What to do: Give the data again exactly as written, skipping any pictures.

Material provided:
## Begin

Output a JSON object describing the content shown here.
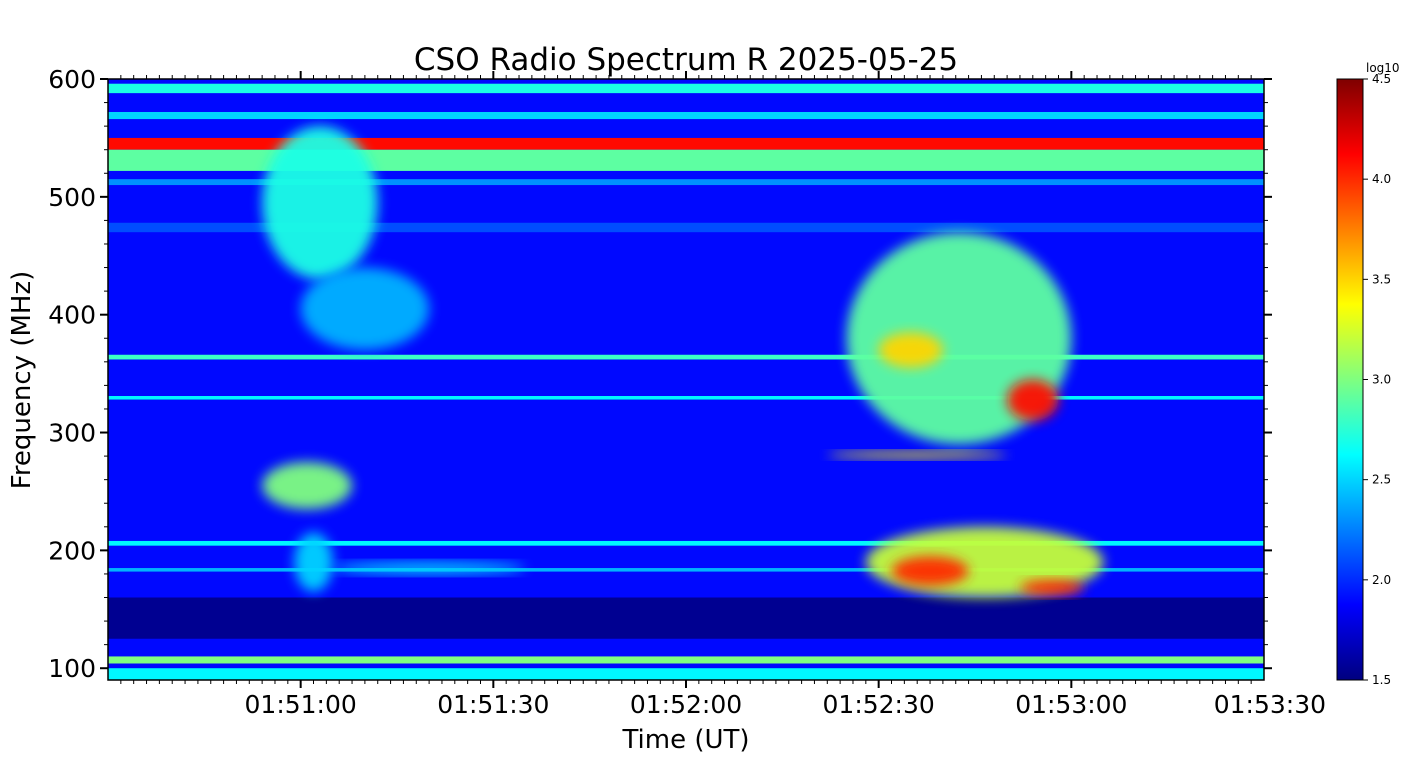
{
  "chart_data": {
    "type": "heatmap",
    "title": "CSO Radio Spectrum R 2025-05-25",
    "xlabel": "Time (UT)",
    "ylabel": "Frequency (MHz)",
    "x_ticks": [
      "01:51:00",
      "01:51:30",
      "01:52:00",
      "01:52:30",
      "01:53:00",
      "01:53:30"
    ],
    "x_tick_values_s": [
      6660,
      6690,
      6720,
      6750,
      6780,
      6810
    ],
    "xlim_s": [
      6630,
      6810
    ],
    "y_ticks": [
      100,
      200,
      300,
      400,
      500,
      600
    ],
    "ylim": [
      90,
      600
    ],
    "colorbar": {
      "label": "log10",
      "ticks": [
        "1.5",
        "2.0",
        "2.5",
        "3.0",
        "3.5",
        "4.0",
        "4.5"
      ],
      "tick_values": [
        1.5,
        2.0,
        2.5,
        3.0,
        3.5,
        4.0,
        4.5
      ],
      "range": [
        1.5,
        4.5
      ],
      "colormap": "jet"
    },
    "background_level": 1.9,
    "bands": [
      {
        "freq": [
          588,
          596
        ],
        "level": 2.7
      },
      {
        "freq": [
          566,
          572
        ],
        "level": 2.5
      },
      {
        "freq": [
          540,
          550
        ],
        "level": 4.1
      },
      {
        "freq": [
          522,
          540
        ],
        "level": 2.9
      },
      {
        "freq": [
          510,
          515
        ],
        "level": 2.3
      },
      {
        "freq": [
          470,
          478
        ],
        "level": 2.1
      },
      {
        "freq": [
          362,
          366
        ],
        "level": 2.8
      },
      {
        "freq": [
          328,
          331
        ],
        "level": 2.6
      },
      {
        "freq": [
          204,
          208
        ],
        "level": 2.6
      },
      {
        "freq": [
          182,
          185
        ],
        "level": 2.4
      },
      {
        "freq": [
          125,
          160
        ],
        "level": 1.55
      },
      {
        "freq": [
          104,
          110
        ],
        "level": 3.0
      },
      {
        "freq": [
          90,
          100
        ],
        "level": 2.6
      }
    ],
    "bursts": [
      {
        "t": [
          6654,
          6672
        ],
        "freq": [
          430,
          560
        ],
        "level": 2.7
      },
      {
        "t": [
          6660,
          6680
        ],
        "freq": [
          370,
          440
        ],
        "level": 2.4
      },
      {
        "t": [
          6654,
          6668
        ],
        "freq": [
          235,
          275
        ],
        "level": 3.0
      },
      {
        "t": [
          6659,
          6665
        ],
        "freq": [
          165,
          215
        ],
        "level": 2.5
      },
      {
        "t": [
          6745,
          6780
        ],
        "freq": [
          290,
          470
        ],
        "level": 2.9
      },
      {
        "t": [
          6750,
          6760
        ],
        "freq": [
          355,
          385
        ],
        "level": 3.5
      },
      {
        "t": [
          6770,
          6778
        ],
        "freq": [
          310,
          345
        ],
        "level": 4.1
      },
      {
        "t": [
          6748,
          6785
        ],
        "freq": [
          160,
          220
        ],
        "level": 3.2
      },
      {
        "t": [
          6752,
          6764
        ],
        "freq": [
          170,
          195
        ],
        "level": 4.0
      },
      {
        "t": [
          6772,
          6782
        ],
        "freq": [
          162,
          175
        ],
        "level": 4.0
      },
      {
        "t": [
          6742,
          6770
        ],
        "freq": [
          278,
          284
        ],
        "level": 3.4
      },
      {
        "t": [
          6665,
          6695
        ],
        "freq": [
          180,
          190
        ],
        "level": 2.5
      }
    ]
  }
}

## End

Correct output:
Output a JSON object describing the content shown here.
{
  "chart_data": {
    "type": "heatmap",
    "title": "CSO Radio Spectrum R 2025-05-25",
    "xlabel": "Time (UT)",
    "ylabel": "Frequency (MHz)",
    "x_ticks": [
      "01:51:00",
      "01:51:30",
      "01:52:00",
      "01:52:30",
      "01:53:00",
      "01:53:30"
    ],
    "x_tick_values_s": [
      6660,
      6690,
      6720,
      6750,
      6780,
      6810
    ],
    "xlim_s": [
      6630,
      6810
    ],
    "y_ticks": [
      100,
      200,
      300,
      400,
      500,
      600
    ],
    "ylim": [
      90,
      600
    ],
    "colorbar": {
      "label": "log10",
      "ticks": [
        "1.5",
        "2.0",
        "2.5",
        "3.0",
        "3.5",
        "4.0",
        "4.5"
      ],
      "tick_values": [
        1.5,
        2.0,
        2.5,
        3.0,
        3.5,
        4.0,
        4.5
      ],
      "range": [
        1.5,
        4.5
      ],
      "colormap": "jet"
    },
    "background_level": 1.9,
    "bands": [
      {
        "freq": [
          588,
          596
        ],
        "level": 2.7
      },
      {
        "freq": [
          566,
          572
        ],
        "level": 2.5
      },
      {
        "freq": [
          540,
          550
        ],
        "level": 4.1
      },
      {
        "freq": [
          522,
          540
        ],
        "level": 2.9
      },
      {
        "freq": [
          510,
          515
        ],
        "level": 2.3
      },
      {
        "freq": [
          470,
          478
        ],
        "level": 2.1
      },
      {
        "freq": [
          362,
          366
        ],
        "level": 2.8
      },
      {
        "freq": [
          328,
          331
        ],
        "level": 2.6
      },
      {
        "freq": [
          204,
          208
        ],
        "level": 2.6
      },
      {
        "freq": [
          182,
          185
        ],
        "level": 2.4
      },
      {
        "freq": [
          125,
          160
        ],
        "level": 1.55
      },
      {
        "freq": [
          104,
          110
        ],
        "level": 3.0
      },
      {
        "freq": [
          90,
          100
        ],
        "level": 2.6
      }
    ],
    "bursts": [
      {
        "t": [
          6654,
          6672
        ],
        "freq": [
          430,
          560
        ],
        "level": 2.7
      },
      {
        "t": [
          6660,
          6680
        ],
        "freq": [
          370,
          440
        ],
        "level": 2.4
      },
      {
        "t": [
          6654,
          6668
        ],
        "freq": [
          235,
          275
        ],
        "level": 3.0
      },
      {
        "t": [
          6659,
          6665
        ],
        "freq": [
          165,
          215
        ],
        "level": 2.5
      },
      {
        "t": [
          6745,
          6780
        ],
        "freq": [
          290,
          470
        ],
        "level": 2.9
      },
      {
        "t": [
          6750,
          6760
        ],
        "freq": [
          355,
          385
        ],
        "level": 3.5
      },
      {
        "t": [
          6770,
          6778
        ],
        "freq": [
          310,
          345
        ],
        "level": 4.1
      },
      {
        "t": [
          6748,
          6785
        ],
        "freq": [
          160,
          220
        ],
        "level": 3.2
      },
      {
        "t": [
          6752,
          6764
        ],
        "freq": [
          170,
          195
        ],
        "level": 4.0
      },
      {
        "t": [
          6772,
          6782
        ],
        "freq": [
          162,
          175
        ],
        "level": 4.0
      },
      {
        "t": [
          6742,
          6770
        ],
        "freq": [
          278,
          284
        ],
        "level": 3.4
      },
      {
        "t": [
          6665,
          6695
        ],
        "freq": [
          180,
          190
        ],
        "level": 2.5
      }
    ]
  }
}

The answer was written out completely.